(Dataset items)
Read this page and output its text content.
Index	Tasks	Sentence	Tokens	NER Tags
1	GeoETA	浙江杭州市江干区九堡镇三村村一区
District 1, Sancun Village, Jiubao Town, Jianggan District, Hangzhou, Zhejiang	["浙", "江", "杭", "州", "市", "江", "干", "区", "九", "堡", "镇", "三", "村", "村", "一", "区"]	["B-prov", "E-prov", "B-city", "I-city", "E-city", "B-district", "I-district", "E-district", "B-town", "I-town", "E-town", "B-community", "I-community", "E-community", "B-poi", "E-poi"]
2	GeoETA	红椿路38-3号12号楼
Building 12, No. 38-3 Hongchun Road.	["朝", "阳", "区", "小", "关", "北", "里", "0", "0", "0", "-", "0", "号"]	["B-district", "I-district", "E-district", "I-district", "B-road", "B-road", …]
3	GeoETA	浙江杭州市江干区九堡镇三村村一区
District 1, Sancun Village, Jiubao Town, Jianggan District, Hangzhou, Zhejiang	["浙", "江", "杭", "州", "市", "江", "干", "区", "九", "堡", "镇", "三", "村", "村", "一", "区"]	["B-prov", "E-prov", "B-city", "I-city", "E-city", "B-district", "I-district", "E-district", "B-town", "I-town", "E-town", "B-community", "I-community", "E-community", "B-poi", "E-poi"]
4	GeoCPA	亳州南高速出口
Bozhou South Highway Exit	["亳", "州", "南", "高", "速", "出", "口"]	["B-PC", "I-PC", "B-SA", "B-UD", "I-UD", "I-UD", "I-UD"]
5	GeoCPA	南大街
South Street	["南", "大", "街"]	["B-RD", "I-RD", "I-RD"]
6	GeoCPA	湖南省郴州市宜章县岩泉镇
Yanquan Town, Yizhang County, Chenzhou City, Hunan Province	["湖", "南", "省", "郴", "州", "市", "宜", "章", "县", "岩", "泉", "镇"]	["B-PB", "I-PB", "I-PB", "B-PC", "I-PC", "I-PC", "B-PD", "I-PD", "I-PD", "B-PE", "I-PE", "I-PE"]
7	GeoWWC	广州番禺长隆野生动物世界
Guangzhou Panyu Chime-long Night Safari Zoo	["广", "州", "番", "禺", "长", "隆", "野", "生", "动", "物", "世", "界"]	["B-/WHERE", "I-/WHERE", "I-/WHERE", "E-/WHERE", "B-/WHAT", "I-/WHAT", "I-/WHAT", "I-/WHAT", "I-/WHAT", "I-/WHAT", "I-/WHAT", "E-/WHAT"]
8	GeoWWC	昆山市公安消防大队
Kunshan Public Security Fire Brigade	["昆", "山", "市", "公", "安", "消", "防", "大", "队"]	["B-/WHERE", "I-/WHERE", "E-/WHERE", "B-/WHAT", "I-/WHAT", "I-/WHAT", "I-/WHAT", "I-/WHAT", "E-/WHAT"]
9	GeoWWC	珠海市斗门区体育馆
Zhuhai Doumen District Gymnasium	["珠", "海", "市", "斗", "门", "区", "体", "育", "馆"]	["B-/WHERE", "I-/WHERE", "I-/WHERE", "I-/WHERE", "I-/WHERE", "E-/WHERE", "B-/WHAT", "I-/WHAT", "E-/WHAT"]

● **Set problem**:
Count how many lines above contain the word "GeoCPA". Reply with the number alone.

● **Worked solution**:
3